Required work
Gather every line in the entries below that contains the string "user".

Dataset
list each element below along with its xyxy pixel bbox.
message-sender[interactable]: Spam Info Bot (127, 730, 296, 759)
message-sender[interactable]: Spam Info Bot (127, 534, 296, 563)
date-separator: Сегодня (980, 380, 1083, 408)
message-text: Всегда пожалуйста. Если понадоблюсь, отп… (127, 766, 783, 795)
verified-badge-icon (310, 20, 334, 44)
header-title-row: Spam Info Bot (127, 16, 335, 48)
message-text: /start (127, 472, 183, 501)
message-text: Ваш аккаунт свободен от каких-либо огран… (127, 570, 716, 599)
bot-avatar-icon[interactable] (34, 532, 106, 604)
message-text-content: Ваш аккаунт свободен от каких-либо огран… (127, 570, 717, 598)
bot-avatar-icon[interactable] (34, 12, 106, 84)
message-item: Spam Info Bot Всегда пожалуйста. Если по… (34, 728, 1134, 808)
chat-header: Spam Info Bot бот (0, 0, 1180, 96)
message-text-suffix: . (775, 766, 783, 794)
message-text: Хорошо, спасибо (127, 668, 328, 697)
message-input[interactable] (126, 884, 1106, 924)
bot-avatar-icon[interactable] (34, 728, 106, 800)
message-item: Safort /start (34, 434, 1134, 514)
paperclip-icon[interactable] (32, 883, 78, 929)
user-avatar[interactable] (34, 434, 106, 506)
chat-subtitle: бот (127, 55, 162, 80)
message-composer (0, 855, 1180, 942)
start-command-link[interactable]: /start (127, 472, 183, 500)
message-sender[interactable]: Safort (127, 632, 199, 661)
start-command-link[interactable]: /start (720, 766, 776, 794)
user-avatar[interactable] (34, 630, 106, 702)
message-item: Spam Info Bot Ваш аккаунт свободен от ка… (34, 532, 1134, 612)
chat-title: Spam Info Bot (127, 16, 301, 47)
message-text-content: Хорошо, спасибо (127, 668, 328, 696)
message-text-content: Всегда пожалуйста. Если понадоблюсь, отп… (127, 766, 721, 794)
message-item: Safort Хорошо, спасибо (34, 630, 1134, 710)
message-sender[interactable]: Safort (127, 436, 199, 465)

Answer below
user-avatar[interactable] (34, 434, 106, 506)
user-avatar[interactable] (34, 630, 106, 702)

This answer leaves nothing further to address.